**Dataset rows about figures:**
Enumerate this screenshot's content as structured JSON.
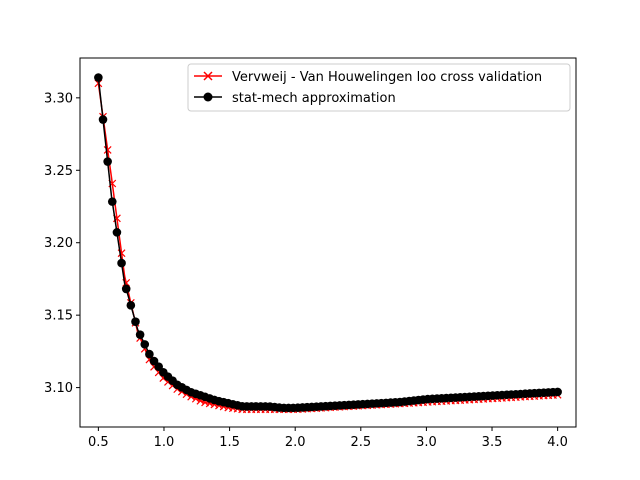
{
  "chart_data": {
    "type": "line",
    "title": "",
    "xlabel": "",
    "ylabel": "",
    "xlim": [
      0.36,
      4.14
    ],
    "ylim": [
      3.0728,
      3.3275
    ],
    "grid": false,
    "legend": {
      "placement": "top-right"
    },
    "x_ticks": [
      {
        "value": 0.5,
        "label": "0.5"
      },
      {
        "value": 1.0,
        "label": "1.0"
      },
      {
        "value": 1.5,
        "label": "1.5"
      },
      {
        "value": 2.0,
        "label": "2.0"
      },
      {
        "value": 2.5,
        "label": "2.5"
      },
      {
        "value": 3.0,
        "label": "3.0"
      },
      {
        "value": 3.5,
        "label": "3.5"
      },
      {
        "value": 4.0,
        "label": "4.0"
      }
    ],
    "y_ticks": [
      {
        "value": 3.1,
        "label": "3.10"
      },
      {
        "value": 3.15,
        "label": "3.15"
      },
      {
        "value": 3.2,
        "label": "3.20"
      },
      {
        "value": 3.25,
        "label": "3.25"
      },
      {
        "value": 3.3,
        "label": "3.30"
      }
    ],
    "series": [
      {
        "name": "Vervweij - Van Houwelingen loo cross validation",
        "color": "#ff0000",
        "marker": "x",
        "x": [
          0.5,
          0.6,
          0.7,
          0.8,
          0.9,
          1.0,
          1.1,
          1.2,
          1.3,
          1.4,
          1.5,
          1.6,
          1.7,
          1.8,
          1.9,
          2.0,
          2.2,
          2.4,
          2.6,
          2.8,
          3.0,
          3.2,
          3.4,
          3.6,
          3.8,
          4.0
        ],
        "y": [
          3.31,
          3.245,
          3.177,
          3.138,
          3.117,
          3.106,
          3.099,
          3.094,
          3.09,
          3.088,
          3.086,
          3.085,
          3.085,
          3.085,
          3.085,
          3.085,
          3.086,
          3.087,
          3.088,
          3.089,
          3.09,
          3.091,
          3.092,
          3.093,
          3.094,
          3.095
        ]
      },
      {
        "name": "stat-mech approximation",
        "color": "#000000",
        "marker": "o",
        "x": [
          0.5,
          0.6,
          0.7,
          0.8,
          0.9,
          1.0,
          1.1,
          1.2,
          1.3,
          1.4,
          1.5,
          1.6,
          1.7,
          1.8,
          1.9,
          2.0,
          2.2,
          2.4,
          2.6,
          2.8,
          3.0,
          3.2,
          3.4,
          3.6,
          3.8,
          4.0
        ],
        "y": [
          3.314,
          3.232,
          3.172,
          3.14,
          3.121,
          3.11,
          3.102,
          3.097,
          3.094,
          3.091,
          3.089,
          3.087,
          3.087,
          3.087,
          3.086,
          3.086,
          3.087,
          3.088,
          3.089,
          3.09,
          3.092,
          3.093,
          3.094,
          3.095,
          3.096,
          3.097
        ]
      }
    ]
  }
}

**What is needed:**
Every line of text is to be repeated exactly; pictures are left out.

**Full solution:**
Enumerate this screenshot's content as structured JSON.
{
  "chart_data": {
    "type": "line",
    "title": "",
    "xlabel": "",
    "ylabel": "",
    "xlim": [
      0.36,
      4.14
    ],
    "ylim": [
      3.0728,
      3.3275
    ],
    "grid": false,
    "legend": {
      "placement": "top-right"
    },
    "x_ticks": [
      {
        "value": 0.5,
        "label": "0.5"
      },
      {
        "value": 1.0,
        "label": "1.0"
      },
      {
        "value": 1.5,
        "label": "1.5"
      },
      {
        "value": 2.0,
        "label": "2.0"
      },
      {
        "value": 2.5,
        "label": "2.5"
      },
      {
        "value": 3.0,
        "label": "3.0"
      },
      {
        "value": 3.5,
        "label": "3.5"
      },
      {
        "value": 4.0,
        "label": "4.0"
      }
    ],
    "y_ticks": [
      {
        "value": 3.1,
        "label": "3.10"
      },
      {
        "value": 3.15,
        "label": "3.15"
      },
      {
        "value": 3.2,
        "label": "3.20"
      },
      {
        "value": 3.25,
        "label": "3.25"
      },
      {
        "value": 3.3,
        "label": "3.30"
      }
    ],
    "series": [
      {
        "name": "Vervweij - Van Houwelingen loo cross validation",
        "color": "#ff0000",
        "marker": "x",
        "x": [
          0.5,
          0.6,
          0.7,
          0.8,
          0.9,
          1.0,
          1.1,
          1.2,
          1.3,
          1.4,
          1.5,
          1.6,
          1.7,
          1.8,
          1.9,
          2.0,
          2.2,
          2.4,
          2.6,
          2.8,
          3.0,
          3.2,
          3.4,
          3.6,
          3.8,
          4.0
        ],
        "y": [
          3.31,
          3.245,
          3.177,
          3.138,
          3.117,
          3.106,
          3.099,
          3.094,
          3.09,
          3.088,
          3.086,
          3.085,
          3.085,
          3.085,
          3.085,
          3.085,
          3.086,
          3.087,
          3.088,
          3.089,
          3.09,
          3.091,
          3.092,
          3.093,
          3.094,
          3.095
        ]
      },
      {
        "name": "stat-mech approximation",
        "color": "#000000",
        "marker": "o",
        "x": [
          0.5,
          0.6,
          0.7,
          0.8,
          0.9,
          1.0,
          1.1,
          1.2,
          1.3,
          1.4,
          1.5,
          1.6,
          1.7,
          1.8,
          1.9,
          2.0,
          2.2,
          2.4,
          2.6,
          2.8,
          3.0,
          3.2,
          3.4,
          3.6,
          3.8,
          4.0
        ],
        "y": [
          3.314,
          3.232,
          3.172,
          3.14,
          3.121,
          3.11,
          3.102,
          3.097,
          3.094,
          3.091,
          3.089,
          3.087,
          3.087,
          3.087,
          3.086,
          3.086,
          3.087,
          3.088,
          3.089,
          3.09,
          3.092,
          3.093,
          3.094,
          3.095,
          3.096,
          3.097
        ]
      }
    ]
  }
}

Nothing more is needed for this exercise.